_PROMPT_
The records that follow must be reproduced in full, exactly as written.

----

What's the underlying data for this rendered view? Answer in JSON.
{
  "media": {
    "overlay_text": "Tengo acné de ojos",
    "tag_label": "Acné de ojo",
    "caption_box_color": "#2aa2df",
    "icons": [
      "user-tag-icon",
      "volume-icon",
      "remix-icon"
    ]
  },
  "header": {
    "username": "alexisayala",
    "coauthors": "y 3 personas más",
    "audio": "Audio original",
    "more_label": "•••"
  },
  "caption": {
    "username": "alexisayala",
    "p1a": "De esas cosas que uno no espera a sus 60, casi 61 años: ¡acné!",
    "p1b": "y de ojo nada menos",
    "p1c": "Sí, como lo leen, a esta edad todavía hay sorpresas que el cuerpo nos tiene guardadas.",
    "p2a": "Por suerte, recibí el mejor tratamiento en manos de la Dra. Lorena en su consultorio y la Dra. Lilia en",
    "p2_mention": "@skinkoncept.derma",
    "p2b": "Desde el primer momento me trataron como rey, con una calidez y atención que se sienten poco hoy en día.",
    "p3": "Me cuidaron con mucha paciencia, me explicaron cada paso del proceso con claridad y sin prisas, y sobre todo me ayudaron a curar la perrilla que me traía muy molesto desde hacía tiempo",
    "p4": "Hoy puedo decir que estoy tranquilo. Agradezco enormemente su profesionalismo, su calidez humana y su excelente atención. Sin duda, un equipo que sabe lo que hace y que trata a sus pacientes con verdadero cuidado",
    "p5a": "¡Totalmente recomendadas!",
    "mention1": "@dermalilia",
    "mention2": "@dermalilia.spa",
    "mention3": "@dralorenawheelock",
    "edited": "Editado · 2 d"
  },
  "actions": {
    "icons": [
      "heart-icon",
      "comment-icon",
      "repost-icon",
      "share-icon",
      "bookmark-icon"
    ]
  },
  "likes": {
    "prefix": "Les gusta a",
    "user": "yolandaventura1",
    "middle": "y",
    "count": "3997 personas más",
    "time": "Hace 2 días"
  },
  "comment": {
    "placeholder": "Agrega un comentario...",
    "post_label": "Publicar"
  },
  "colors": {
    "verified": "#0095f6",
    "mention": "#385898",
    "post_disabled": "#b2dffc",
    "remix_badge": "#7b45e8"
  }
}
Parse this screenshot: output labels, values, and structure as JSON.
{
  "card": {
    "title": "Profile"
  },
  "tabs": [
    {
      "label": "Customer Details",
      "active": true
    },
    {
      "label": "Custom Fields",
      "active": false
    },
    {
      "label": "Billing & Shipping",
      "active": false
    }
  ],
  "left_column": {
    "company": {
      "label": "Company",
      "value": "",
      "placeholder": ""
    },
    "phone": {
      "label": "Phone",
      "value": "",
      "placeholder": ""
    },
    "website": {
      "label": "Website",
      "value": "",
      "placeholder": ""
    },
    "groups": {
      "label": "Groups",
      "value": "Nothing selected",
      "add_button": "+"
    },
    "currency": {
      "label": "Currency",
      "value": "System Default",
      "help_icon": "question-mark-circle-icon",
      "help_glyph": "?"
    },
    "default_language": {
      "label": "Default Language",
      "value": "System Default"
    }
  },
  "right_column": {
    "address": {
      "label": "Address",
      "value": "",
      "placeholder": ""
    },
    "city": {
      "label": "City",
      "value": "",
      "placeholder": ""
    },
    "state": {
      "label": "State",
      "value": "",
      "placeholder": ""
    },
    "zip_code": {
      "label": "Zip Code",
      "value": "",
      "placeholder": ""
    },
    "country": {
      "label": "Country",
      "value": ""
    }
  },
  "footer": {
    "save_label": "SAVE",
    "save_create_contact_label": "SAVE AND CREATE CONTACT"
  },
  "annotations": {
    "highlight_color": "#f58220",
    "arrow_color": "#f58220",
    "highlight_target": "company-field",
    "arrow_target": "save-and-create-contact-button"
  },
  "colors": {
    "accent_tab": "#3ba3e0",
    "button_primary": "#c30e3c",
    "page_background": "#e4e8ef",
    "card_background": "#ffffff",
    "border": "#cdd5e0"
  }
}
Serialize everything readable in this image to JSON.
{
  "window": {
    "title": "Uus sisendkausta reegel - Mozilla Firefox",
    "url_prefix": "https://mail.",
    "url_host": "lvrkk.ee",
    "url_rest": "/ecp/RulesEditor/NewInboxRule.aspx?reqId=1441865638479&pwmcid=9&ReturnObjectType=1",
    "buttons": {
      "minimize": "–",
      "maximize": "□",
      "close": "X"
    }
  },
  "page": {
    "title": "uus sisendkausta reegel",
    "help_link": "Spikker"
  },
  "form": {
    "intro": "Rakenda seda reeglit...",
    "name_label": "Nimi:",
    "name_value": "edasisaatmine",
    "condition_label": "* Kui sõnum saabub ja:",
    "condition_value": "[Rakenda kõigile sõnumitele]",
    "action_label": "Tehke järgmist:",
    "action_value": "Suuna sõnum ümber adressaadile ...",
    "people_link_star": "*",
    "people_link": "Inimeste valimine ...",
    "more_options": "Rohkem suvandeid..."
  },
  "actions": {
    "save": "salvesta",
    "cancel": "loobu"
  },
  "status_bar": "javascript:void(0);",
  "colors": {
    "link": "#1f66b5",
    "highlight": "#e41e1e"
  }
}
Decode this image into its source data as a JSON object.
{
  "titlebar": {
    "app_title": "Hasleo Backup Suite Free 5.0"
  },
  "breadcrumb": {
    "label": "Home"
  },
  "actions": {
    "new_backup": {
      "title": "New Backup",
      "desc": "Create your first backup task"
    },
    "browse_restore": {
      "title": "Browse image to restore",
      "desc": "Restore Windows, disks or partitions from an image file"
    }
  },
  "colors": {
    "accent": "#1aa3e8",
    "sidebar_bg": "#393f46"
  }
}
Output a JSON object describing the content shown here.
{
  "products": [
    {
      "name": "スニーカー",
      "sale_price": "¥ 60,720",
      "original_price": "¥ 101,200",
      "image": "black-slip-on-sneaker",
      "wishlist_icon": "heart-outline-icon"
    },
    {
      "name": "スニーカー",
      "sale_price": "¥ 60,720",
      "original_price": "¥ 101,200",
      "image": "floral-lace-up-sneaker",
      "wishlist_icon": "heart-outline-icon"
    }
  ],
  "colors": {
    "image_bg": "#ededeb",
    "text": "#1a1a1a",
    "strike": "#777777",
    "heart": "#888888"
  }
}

----

_ANSWER_
What's the underlying data for this rendered view? Answer in JSON.
{
  "media": {
    "overlay_text": "Tengo acné de ojos",
    "tag_label": "Acné de ojo",
    "caption_box_color": "#2aa2df",
    "icons": [
      "user-tag-icon",
      "volume-icon",
      "remix-icon"
    ]
  },
  "header": {
    "username": "alexisayala",
    "coauthors": "y 3 personas más",
    "audio": "Audio original",
    "more_label": "•••"
  },
  "caption": {
    "username": "alexisayala",
    "p1a": "De esas cosas que uno no espera a sus 60, casi 61 años: ¡acné!",
    "p1b": "y de ojo nada menos",
    "p1c": "Sí, como lo leen, a esta edad todavía hay sorpresas que el cuerpo nos tiene guardadas.",
    "p2a": "Por suerte, recibí el mejor tratamiento en manos de la Dra. Lorena en su consultorio y la Dra. Lilia en",
    "p2_mention": "@skinkoncept.derma",
    "p2b": "Desde el primer momento me trataron como rey, con una calidez y atención que se sienten poco hoy en día.",
    "p3": "Me cuidaron con mucha paciencia, me explicaron cada paso del proceso con claridad y sin prisas, y sobre todo me ayudaron a curar la perrilla que me traía muy molesto desde hacía tiempo",
    "p4": "Hoy puedo decir que estoy tranquilo. Agradezco enormemente su profesionalismo, su calidez humana y su excelente atención. Sin duda, un equipo que sabe lo que hace y que trata a sus pacientes con verdadero cuidado",
    "p5a": "¡Totalmente recomendadas!",
    "mention1": "@dermalilia",
    "mention2": "@dermalilia.spa",
    "mention3": "@dralorenawheelock",
    "edited": "Editado · 2 d"
  },
  "actions": {
    "icons": [
      "heart-icon",
      "comment-icon",
      "repost-icon",
      "share-icon",
      "bookmark-icon"
    ]
  },
  "likes": {
    "prefix": "Les gusta a",
    "user": "yolandaventura1",
    "middle": "y",
    "count": "3997 personas más",
    "time": "Hace 2 días"
  },
  "comment": {
    "placeholder": "Agrega un comentario...",
    "post_label": "Publicar"
  },
  "colors": {
    "verified": "#0095f6",
    "mention": "#385898",
    "post_disabled": "#b2dffc",
    "remix_badge": "#7b45e8"
  }
}
Parse this screenshot: output labels, values, and structure as JSON.
{
  "card": {
    "title": "Profile"
  },
  "tabs": [
    {
      "label": "Customer Details",
      "active": true
    },
    {
      "label": "Custom Fields",
      "active": false
    },
    {
      "label": "Billing & Shipping",
      "active": false
    }
  ],
  "left_column": {
    "company": {
      "label": "Company",
      "value": "",
      "placeholder": ""
    },
    "phone": {
      "label": "Phone",
      "value": "",
      "placeholder": ""
    },
    "website": {
      "label": "Website",
      "value": "",
      "placeholder": ""
    },
    "groups": {
      "label": "Groups",
      "value": "Nothing selected",
      "add_button": "+"
    },
    "currency": {
      "label": "Currency",
      "value": "System Default",
      "help_icon": "question-mark-circle-icon",
      "help_glyph": "?"
    },
    "default_language": {
      "label": "Default Language",
      "value": "System Default"
    }
  },
  "right_column": {
    "address": {
      "label": "Address",
      "value": "",
      "placeholder": ""
    },
    "city": {
      "label": "City",
      "value": "",
      "placeholder": ""
    },
    "state": {
      "label": "State",
      "value": "",
      "placeholder": ""
    },
    "zip_code": {
      "label": "Zip Code",
      "value": "",
      "placeholder": ""
    },
    "country": {
      "label": "Country",
      "value": ""
    }
  },
  "footer": {
    "save_label": "SAVE",
    "save_create_contact_label": "SAVE AND CREATE CONTACT"
  },
  "annotations": {
    "highlight_color": "#f58220",
    "arrow_color": "#f58220",
    "highlight_target": "company-field",
    "arrow_target": "save-and-create-contact-button"
  },
  "colors": {
    "accent_tab": "#3ba3e0",
    "button_primary": "#c30e3c",
    "page_background": "#e4e8ef",
    "card_background": "#ffffff",
    "border": "#cdd5e0"
  }
}
Serialize everything readable in this image to JSON.
{
  "window": {
    "title": "Uus sisendkausta reegel - Mozilla Firefox",
    "url_prefix": "https://mail.",
    "url_host": "lvrkk.ee",
    "url_rest": "/ecp/RulesEditor/NewInboxRule.aspx?reqId=1441865638479&pwmcid=9&ReturnObjectType=1",
    "buttons": {
      "minimize": "–",
      "maximize": "□",
      "close": "X"
    }
  },
  "page": {
    "title": "uus sisendkausta reegel",
    "help_link": "Spikker"
  },
  "form": {
    "intro": "Rakenda seda reeglit...",
    "name_label": "Nimi:",
    "name_value": "edasisaatmine",
    "condition_label": "* Kui sõnum saabub ja:",
    "condition_value": "[Rakenda kõigile sõnumitele]",
    "action_label": "Tehke järgmist:",
    "action_value": "Suuna sõnum ümber adressaadile ...",
    "people_link_star": "*",
    "people_link": "Inimeste valimine ...",
    "more_options": "Rohkem suvandeid..."
  },
  "actions": {
    "save": "salvesta",
    "cancel": "loobu"
  },
  "status_bar": "javascript:void(0);",
  "colors": {
    "link": "#1f66b5",
    "highlight": "#e41e1e"
  }
}
Decode this image into its source data as a JSON object.
{
  "titlebar": {
    "app_title": "Hasleo Backup Suite Free 5.0"
  },
  "breadcrumb": {
    "label": "Home"
  },
  "actions": {
    "new_backup": {
      "title": "New Backup",
      "desc": "Create your first backup task"
    },
    "browse_restore": {
      "title": "Browse image to restore",
      "desc": "Restore Windows, disks or partitions from an image file"
    }
  },
  "colors": {
    "accent": "#1aa3e8",
    "sidebar_bg": "#393f46"
  }
}
Output a JSON object describing the content shown here.
{
  "products": [
    {
      "name": "スニーカー",
      "sale_price": "¥ 60,720",
      "original_price": "¥ 101,200",
      "image": "black-slip-on-sneaker",
      "wishlist_icon": "heart-outline-icon"
    },
    {
      "name": "スニーカー",
      "sale_price": "¥ 60,720",
      "original_price": "¥ 101,200",
      "image": "floral-lace-up-sneaker",
      "wishlist_icon": "heart-outline-icon"
    }
  ],
  "colors": {
    "image_bg": "#ededeb",
    "text": "#1a1a1a",
    "strike": "#777777",
    "heart": "#888888"
  }
}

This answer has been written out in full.